═════ Exercise text

More specifically, maps can be trivially parallelized; same for folds, but to a lesser degree, if the reducing operation is associative; and for-loops are hard.
In a way, the APL/J/K family takes this idea and explores it in fine detail. IMHO, for loops are "boring and readable" but only in isolation; when you look at the system as a whole lots of for loops make reasoning about the global behaviour of your code a lot harder for the simple reasone that for-loops are too "strong", giving them unweildy algebraic properties.
Very often processes are naturally modelled as a series of transformations. In those cases, writing manual loops is tedious, error-prone, harder to understand, less composable and potentially less efficient (depending on language and available tools) than using some combination of map, filter and reduce.
> Not sure why some programmers these days have aversion to simple loops and other boring - but readable - code.

══════════

Explore the material:
[1] From the comment on loops above, list every drawback it attributes to writing manual loops when a process is naturally modeled as a series of transformations.
[2] Decide whether each statement agrees with the comment on loops above. Answer yes or no for each, and quote the words from the comment that settle it.
(a) Folds can be parallelized when the reducing operation is associative.
(b) The comment calls for-loops too "weak."
(c) The comment says for loops are "boring and readable" only in isolation.
[3] Pick up the comment on loops above and continue it from its final line.

═════ Material supplied

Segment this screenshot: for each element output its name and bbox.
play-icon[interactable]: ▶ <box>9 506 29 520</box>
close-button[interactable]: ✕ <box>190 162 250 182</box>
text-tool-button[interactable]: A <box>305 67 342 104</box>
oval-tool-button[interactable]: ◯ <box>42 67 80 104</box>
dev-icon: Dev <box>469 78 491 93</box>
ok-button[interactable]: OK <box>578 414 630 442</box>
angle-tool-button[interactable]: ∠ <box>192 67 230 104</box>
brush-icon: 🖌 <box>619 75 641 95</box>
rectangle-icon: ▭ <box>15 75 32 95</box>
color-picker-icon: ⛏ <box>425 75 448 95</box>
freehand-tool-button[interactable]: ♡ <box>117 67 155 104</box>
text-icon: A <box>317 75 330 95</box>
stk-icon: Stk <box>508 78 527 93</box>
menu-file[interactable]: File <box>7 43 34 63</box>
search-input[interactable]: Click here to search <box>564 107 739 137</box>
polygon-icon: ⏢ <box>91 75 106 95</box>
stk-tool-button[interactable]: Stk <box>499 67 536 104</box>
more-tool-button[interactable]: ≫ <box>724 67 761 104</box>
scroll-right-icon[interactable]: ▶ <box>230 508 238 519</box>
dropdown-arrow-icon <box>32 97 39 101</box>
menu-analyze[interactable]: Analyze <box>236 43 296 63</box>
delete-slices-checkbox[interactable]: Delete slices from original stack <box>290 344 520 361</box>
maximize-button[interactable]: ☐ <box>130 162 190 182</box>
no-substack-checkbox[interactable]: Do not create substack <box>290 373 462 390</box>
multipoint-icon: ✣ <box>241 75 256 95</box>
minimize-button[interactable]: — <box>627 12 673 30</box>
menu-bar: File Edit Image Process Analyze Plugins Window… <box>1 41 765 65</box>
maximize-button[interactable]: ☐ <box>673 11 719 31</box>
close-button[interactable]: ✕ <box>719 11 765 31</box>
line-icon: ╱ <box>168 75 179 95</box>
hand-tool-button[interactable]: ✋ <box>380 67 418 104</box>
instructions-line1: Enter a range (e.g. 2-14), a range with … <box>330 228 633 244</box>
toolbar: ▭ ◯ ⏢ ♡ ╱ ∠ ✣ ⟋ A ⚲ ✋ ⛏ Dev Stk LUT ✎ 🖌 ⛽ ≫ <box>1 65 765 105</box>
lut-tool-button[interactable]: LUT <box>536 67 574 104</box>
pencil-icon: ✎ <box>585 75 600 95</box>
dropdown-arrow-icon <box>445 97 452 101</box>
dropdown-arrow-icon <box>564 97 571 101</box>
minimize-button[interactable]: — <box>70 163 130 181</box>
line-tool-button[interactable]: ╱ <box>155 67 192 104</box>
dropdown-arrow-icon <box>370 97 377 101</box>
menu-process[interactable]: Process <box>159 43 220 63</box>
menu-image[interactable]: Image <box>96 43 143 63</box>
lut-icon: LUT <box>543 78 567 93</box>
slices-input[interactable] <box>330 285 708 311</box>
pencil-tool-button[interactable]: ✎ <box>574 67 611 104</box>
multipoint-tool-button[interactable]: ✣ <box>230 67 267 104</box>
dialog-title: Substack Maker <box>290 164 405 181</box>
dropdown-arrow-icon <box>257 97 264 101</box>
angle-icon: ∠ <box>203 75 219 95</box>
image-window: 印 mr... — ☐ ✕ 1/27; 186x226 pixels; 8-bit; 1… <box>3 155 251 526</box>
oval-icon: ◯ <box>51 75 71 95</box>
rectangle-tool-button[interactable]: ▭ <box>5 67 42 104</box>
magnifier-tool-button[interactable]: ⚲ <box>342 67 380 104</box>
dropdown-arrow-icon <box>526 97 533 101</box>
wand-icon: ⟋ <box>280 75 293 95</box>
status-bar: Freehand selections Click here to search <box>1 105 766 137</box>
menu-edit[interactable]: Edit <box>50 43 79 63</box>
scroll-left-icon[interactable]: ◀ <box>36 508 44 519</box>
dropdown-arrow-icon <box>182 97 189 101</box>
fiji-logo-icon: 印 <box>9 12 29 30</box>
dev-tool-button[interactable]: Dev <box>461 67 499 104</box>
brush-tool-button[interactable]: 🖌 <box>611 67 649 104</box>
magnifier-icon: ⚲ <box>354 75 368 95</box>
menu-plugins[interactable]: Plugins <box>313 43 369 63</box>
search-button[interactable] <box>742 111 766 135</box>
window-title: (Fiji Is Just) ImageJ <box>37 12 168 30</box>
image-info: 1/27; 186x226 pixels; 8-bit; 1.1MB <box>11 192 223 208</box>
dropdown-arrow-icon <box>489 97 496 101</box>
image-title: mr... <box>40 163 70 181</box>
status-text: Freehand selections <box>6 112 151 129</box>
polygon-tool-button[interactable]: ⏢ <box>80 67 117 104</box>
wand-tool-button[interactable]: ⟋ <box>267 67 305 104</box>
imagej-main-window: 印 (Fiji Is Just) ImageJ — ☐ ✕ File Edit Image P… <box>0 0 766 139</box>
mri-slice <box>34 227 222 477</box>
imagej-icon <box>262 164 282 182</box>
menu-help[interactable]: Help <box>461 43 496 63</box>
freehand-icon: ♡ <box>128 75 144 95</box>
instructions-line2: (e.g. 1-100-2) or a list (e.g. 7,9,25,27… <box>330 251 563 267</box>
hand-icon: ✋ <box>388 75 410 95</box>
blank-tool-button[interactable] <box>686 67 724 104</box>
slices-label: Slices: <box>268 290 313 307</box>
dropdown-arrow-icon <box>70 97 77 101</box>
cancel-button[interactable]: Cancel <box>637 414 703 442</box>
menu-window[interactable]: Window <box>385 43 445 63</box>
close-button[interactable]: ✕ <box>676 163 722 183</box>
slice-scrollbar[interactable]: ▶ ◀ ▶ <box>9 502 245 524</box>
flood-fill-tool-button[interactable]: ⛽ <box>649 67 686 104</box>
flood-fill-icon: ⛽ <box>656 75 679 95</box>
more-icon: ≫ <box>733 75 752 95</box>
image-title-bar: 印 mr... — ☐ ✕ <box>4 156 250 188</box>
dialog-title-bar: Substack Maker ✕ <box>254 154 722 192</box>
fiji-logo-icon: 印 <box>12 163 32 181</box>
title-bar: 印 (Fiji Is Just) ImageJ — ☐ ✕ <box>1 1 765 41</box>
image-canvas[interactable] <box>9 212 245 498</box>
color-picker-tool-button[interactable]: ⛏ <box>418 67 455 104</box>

══════════

Task-by-task answers:
[1]
- Tedious
- Error-prone
- Harder to understand
- Less composable
- Potentially less efficient (depending on language and available tools)

[2]
(a) Yes: "same for folds, but to a lesser degree, if the reducing operation is associative"
(b) No: "for-loops are too "strong""
(c) Yes: "for loops are "boring and readable" but only in isolation"

[3]
Like goto, basic loops are powerful, simple constructs that tell you nothing at all about what the code is doing. For…in loops in many languages are a little better, but map, reduce, or comprehensions are much more expressive as to what the code is doing, but mostly address common cases of for loops.
While loops are weakly expressive (about equal to for…in), but except where they are used as a way (in language without C-style for loops) but there is less often a convenient replacement.
I don't see any loops, but there are a number of branches. The code could probably be generalized using loops to support arbitrary precision, but I think any optimized implementation for a specific precision will have unrolled them.
Simplicity FTW. The simple loop version is very easy to understand. It's probably really fast, as it's just a loop over seven items. And more importantly it's more correct. It doesn't use floating point arithmetic, so you don't have to worry about precision issues.
The logarithmic approach is harder to reason about, prone to bugs (as proven by this post). I'm baffled at the fact that tons of people considered it a more elegant solution! It's completely the opposite!
The real question is why is it a bug to report 1 mB instead of 999.9 kB for human readable output? It seems like a nice excursion to FP related pitfalls, but i don't think this is a problem to get entangled in that.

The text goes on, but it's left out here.